● **Data**
────────────────────────────────────────
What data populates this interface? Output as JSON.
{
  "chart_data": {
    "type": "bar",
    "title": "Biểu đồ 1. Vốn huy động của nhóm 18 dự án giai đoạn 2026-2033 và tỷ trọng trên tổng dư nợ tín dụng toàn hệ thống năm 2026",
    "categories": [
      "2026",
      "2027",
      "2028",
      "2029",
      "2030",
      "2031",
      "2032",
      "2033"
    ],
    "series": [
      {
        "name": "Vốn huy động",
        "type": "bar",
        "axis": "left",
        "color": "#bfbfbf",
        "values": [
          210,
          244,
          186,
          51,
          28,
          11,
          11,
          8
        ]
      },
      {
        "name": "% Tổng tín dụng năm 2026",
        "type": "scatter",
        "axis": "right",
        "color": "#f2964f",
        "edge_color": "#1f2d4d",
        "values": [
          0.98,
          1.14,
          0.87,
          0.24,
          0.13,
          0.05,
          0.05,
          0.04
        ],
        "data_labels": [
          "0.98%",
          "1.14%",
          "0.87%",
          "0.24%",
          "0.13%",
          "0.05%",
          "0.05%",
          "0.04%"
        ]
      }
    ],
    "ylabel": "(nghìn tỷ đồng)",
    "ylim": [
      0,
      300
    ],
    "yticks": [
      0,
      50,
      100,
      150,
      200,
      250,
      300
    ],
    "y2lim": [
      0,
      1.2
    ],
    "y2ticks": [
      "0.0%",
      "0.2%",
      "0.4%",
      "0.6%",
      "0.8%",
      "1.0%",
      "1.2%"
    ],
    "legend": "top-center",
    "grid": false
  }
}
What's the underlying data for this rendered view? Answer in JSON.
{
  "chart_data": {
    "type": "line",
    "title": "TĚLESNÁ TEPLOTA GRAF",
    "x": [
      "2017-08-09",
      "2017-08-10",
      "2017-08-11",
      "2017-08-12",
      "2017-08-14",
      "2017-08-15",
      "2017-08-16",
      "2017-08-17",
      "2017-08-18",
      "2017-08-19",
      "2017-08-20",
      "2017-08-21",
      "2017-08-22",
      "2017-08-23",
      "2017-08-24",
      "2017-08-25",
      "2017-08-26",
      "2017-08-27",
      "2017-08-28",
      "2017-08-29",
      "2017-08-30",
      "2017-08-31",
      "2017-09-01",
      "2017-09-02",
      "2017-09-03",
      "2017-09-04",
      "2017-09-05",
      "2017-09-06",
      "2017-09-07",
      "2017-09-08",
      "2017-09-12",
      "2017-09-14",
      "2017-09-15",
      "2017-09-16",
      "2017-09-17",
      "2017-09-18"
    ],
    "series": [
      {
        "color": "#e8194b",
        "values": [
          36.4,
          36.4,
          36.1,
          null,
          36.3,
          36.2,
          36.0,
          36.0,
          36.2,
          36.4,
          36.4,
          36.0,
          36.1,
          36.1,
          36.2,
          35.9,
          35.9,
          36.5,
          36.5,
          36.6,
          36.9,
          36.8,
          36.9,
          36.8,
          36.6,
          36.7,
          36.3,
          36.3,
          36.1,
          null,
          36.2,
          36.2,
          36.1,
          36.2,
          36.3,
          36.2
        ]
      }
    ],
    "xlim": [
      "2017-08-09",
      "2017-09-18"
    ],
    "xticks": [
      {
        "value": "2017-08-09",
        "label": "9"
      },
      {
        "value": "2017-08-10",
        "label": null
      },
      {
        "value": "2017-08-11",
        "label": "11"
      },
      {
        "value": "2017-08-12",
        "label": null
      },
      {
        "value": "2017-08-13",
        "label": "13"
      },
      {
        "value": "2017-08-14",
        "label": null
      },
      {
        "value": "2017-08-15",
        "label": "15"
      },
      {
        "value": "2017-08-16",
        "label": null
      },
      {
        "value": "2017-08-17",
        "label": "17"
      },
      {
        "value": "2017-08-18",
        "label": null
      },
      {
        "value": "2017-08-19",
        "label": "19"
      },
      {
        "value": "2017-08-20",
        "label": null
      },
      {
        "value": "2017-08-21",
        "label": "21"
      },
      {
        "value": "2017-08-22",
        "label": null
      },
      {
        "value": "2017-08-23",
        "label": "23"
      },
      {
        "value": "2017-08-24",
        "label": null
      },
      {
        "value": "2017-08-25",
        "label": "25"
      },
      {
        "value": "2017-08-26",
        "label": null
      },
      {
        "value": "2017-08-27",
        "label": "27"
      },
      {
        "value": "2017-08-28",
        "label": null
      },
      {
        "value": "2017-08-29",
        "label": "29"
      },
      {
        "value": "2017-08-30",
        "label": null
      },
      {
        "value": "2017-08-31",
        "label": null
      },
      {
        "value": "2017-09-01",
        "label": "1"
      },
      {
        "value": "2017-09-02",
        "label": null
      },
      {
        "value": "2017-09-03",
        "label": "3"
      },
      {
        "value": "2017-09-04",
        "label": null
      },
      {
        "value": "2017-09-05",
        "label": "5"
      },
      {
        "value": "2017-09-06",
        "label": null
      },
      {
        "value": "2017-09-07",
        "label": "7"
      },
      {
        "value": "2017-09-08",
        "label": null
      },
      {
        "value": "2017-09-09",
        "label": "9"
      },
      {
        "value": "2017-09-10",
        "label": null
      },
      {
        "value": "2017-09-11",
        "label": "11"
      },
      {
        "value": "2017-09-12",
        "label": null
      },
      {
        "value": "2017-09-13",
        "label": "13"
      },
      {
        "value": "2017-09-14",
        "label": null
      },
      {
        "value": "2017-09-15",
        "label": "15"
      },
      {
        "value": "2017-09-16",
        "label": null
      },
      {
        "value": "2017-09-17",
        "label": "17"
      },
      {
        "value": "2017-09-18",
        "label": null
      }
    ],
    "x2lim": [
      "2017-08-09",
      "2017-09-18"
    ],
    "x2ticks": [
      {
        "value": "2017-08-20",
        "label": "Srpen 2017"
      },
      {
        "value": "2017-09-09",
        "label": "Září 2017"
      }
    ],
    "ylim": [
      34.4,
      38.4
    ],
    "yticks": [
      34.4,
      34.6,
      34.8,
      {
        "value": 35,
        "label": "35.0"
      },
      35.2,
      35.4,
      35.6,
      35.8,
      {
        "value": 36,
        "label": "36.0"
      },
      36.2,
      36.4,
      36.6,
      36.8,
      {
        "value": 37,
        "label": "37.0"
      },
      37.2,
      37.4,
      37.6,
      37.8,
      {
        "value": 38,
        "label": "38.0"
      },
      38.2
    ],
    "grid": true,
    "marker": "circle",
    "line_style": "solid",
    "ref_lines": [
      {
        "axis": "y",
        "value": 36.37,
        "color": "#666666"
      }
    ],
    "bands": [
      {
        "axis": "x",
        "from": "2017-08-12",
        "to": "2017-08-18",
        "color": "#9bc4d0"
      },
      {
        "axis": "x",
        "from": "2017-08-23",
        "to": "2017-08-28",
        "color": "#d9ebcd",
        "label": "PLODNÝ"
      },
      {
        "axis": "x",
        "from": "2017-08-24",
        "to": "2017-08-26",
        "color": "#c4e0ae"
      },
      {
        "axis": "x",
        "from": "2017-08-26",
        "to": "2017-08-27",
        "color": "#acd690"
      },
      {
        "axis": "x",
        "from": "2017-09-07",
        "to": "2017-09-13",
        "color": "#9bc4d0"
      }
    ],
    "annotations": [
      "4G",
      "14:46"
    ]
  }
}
────────────────────────────────────────
● **Problem requirements**
Print the material verbatim, all of it.

● **Answer to the problem**
What data populates this interface? Output as JSON.
{
  "chart_data": {
    "type": "bar",
    "title": "Biểu đồ 1. Vốn huy động của nhóm 18 dự án giai đoạn 2026-2033 và tỷ trọng trên tổng dư nợ tín dụng toàn hệ thống năm 2026",
    "categories": [
      "2026",
      "2027",
      "2028",
      "2029",
      "2030",
      "2031",
      "2032",
      "2033"
    ],
    "series": [
      {
        "name": "Vốn huy động",
        "type": "bar",
        "axis": "left",
        "color": "#bfbfbf",
        "values": [
          210,
          244,
          186,
          51,
          28,
          11,
          11,
          8
        ]
      },
      {
        "name": "% Tổng tín dụng năm 2026",
        "type": "scatter",
        "axis": "right",
        "color": "#f2964f",
        "edge_color": "#1f2d4d",
        "values": [
          0.98,
          1.14,
          0.87,
          0.24,
          0.13,
          0.05,
          0.05,
          0.04
        ],
        "data_labels": [
          "0.98%",
          "1.14%",
          "0.87%",
          "0.24%",
          "0.13%",
          "0.05%",
          "0.05%",
          "0.04%"
        ]
      }
    ],
    "ylabel": "(nghìn tỷ đồng)",
    "ylim": [
      0,
      300
    ],
    "yticks": [
      0,
      50,
      100,
      150,
      200,
      250,
      300
    ],
    "y2lim": [
      0,
      1.2
    ],
    "y2ticks": [
      "0.0%",
      "0.2%",
      "0.4%",
      "0.6%",
      "0.8%",
      "1.0%",
      "1.2%"
    ],
    "legend": "top-center",
    "grid": false
  }
}
What's the underlying data for this rendered view? Answer in JSON.
{
  "chart_data": {
    "type": "line",
    "title": "TĚLESNÁ TEPLOTA GRAF",
    "x": [
      "2017-08-09",
      "2017-08-10",
      "2017-08-11",
      "2017-08-12",
      "2017-08-14",
      "2017-08-15",
      "2017-08-16",
      "2017-08-17",
      "2017-08-18",
      "2017-08-19",
      "2017-08-20",
      "2017-08-21",
      "2017-08-22",
      "2017-08-23",
      "2017-08-24",
      "2017-08-25",
      "2017-08-26",
      "2017-08-27",
      "2017-08-28",
      "2017-08-29",
      "2017-08-30",
      "2017-08-31",
      "2017-09-01",
      "2017-09-02",
      "2017-09-03",
      "2017-09-04",
      "2017-09-05",
      "2017-09-06",
      "2017-09-07",
      "2017-09-08",
      "2017-09-12",
      "2017-09-14",
      "2017-09-15",
      "2017-09-16",
      "2017-09-17",
      "2017-09-18"
    ],
    "series": [
      {
        "color": "#e8194b",
        "values": [
          36.4,
          36.4,
          36.1,
          null,
          36.3,
          36.2,
          36.0,
          36.0,
          36.2,
          36.4,
          36.4,
          36.0,
          36.1,
          36.1,
          36.2,
          35.9,
          35.9,
          36.5,
          36.5,
          36.6,
          36.9,
          36.8,
          36.9,
          36.8,
          36.6,
          36.7,
          36.3,
          36.3,
          36.1,
          null,
          36.2,
          36.2,
          36.1,
          36.2,
          36.3,
          36.2
        ]
      }
    ],
    "xlim": [
      "2017-08-09",
      "2017-09-18"
    ],
    "xticks": [
      {
        "value": "2017-08-09",
        "label": "9"
      },
      {
        "value": "2017-08-10",
        "label": null
      },
      {
        "value": "2017-08-11",
        "label": "11"
      },
      {
        "value": "2017-08-12",
        "label": null
      },
      {
        "value": "2017-08-13",
        "label": "13"
      },
      {
        "value": "2017-08-14",
        "label": null
      },
      {
        "value": "2017-08-15",
        "label": "15"
      },
      {
        "value": "2017-08-16",
        "label": null
      },
      {
        "value": "2017-08-17",
        "label": "17"
      },
      {
        "value": "2017-08-18",
        "label": null
      },
      {
        "value": "2017-08-19",
        "label": "19"
      },
      {
        "value": "2017-08-20",
        "label": null
      },
      {
        "value": "2017-08-21",
        "label": "21"
      },
      {
        "value": "2017-08-22",
        "label": null
      },
      {
        "value": "2017-08-23",
        "label": "23"
      },
      {
        "value": "2017-08-24",
        "label": null
      },
      {
        "value": "2017-08-25",
        "label": "25"
      },
      {
        "value": "2017-08-26",
        "label": null
      },
      {
        "value": "2017-08-27",
        "label": "27"
      },
      {
        "value": "2017-08-28",
        "label": null
      },
      {
        "value": "2017-08-29",
        "label": "29"
      },
      {
        "value": "2017-08-30",
        "label": null
      },
      {
        "value": "2017-08-31",
        "label": null
      },
      {
        "value": "2017-09-01",
        "label": "1"
      },
      {
        "value": "2017-09-02",
        "label": null
      },
      {
        "value": "2017-09-03",
        "label": "3"
      },
      {
        "value": "2017-09-04",
        "label": null
      },
      {
        "value": "2017-09-05",
        "label": "5"
      },
      {
        "value": "2017-09-06",
        "label": null
      },
      {
        "value": "2017-09-07",
        "label": "7"
      },
      {
        "value": "2017-09-08",
        "label": null
      },
      {
        "value": "2017-09-09",
        "label": "9"
      },
      {
        "value": "2017-09-10",
        "label": null
      },
      {
        "value": "2017-09-11",
        "label": "11"
      },
      {
        "value": "2017-09-12",
        "label": null
      },
      {
        "value": "2017-09-13",
        "label": "13"
      },
      {
        "value": "2017-09-14",
        "label": null
      },
      {
        "value": "2017-09-15",
        "label": "15"
      },
      {
        "value": "2017-09-16",
        "label": null
      },
      {
        "value": "2017-09-17",
        "label": "17"
      },
      {
        "value": "2017-09-18",
        "label": null
      }
    ],
    "x2lim": [
      "2017-08-09",
      "2017-09-18"
    ],
    "x2ticks": [
      {
        "value": "2017-08-20",
        "label": "Srpen 2017"
      },
      {
        "value": "2017-09-09",
        "label": "Září 2017"
      }
    ],
    "ylim": [
      34.4,
      38.4
    ],
    "yticks": [
      34.4,
      34.6,
      34.8,
      {
        "value": 35,
        "label": "35.0"
      },
      35.2,
      35.4,
      35.6,
      35.8,
      {
        "value": 36,
        "label": "36.0"
      },
      36.2,
      36.4,
      36.6,
      36.8,
      {
        "value": 37,
        "label": "37.0"
      },
      37.2,
      37.4,
      37.6,
      37.8,
      {
        "value": 38,
        "label": "38.0"
      },
      38.2
    ],
    "grid": true,
    "marker": "circle",
    "line_style": "solid",
    "ref_lines": [
      {
        "axis": "y",
        "value": 36.37,
        "color": "#666666"
      }
    ],
    "bands": [
      {
        "axis": "x",
        "from": "2017-08-12",
        "to": "2017-08-18",
        "color": "#9bc4d0"
      },
      {
        "axis": "x",
        "from": "2017-08-23",
        "to": "2017-08-28",
        "color": "#d9ebcd",
        "label": "PLODNÝ"
      },
      {
        "axis": "x",
        "from": "2017-08-24",
        "to": "2017-08-26",
        "color": "#c4e0ae"
      },
      {
        "axis": "x",
        "from": "2017-08-26",
        "to": "2017-08-27",
        "color": "#acd690"
      },
      {
        "axis": "x",
        "from": "2017-09-07",
        "to": "2017-09-13",
        "color": "#9bc4d0"
      }
    ],
    "annotations": [
      "4G",
      "14:46"
    ]
  }
}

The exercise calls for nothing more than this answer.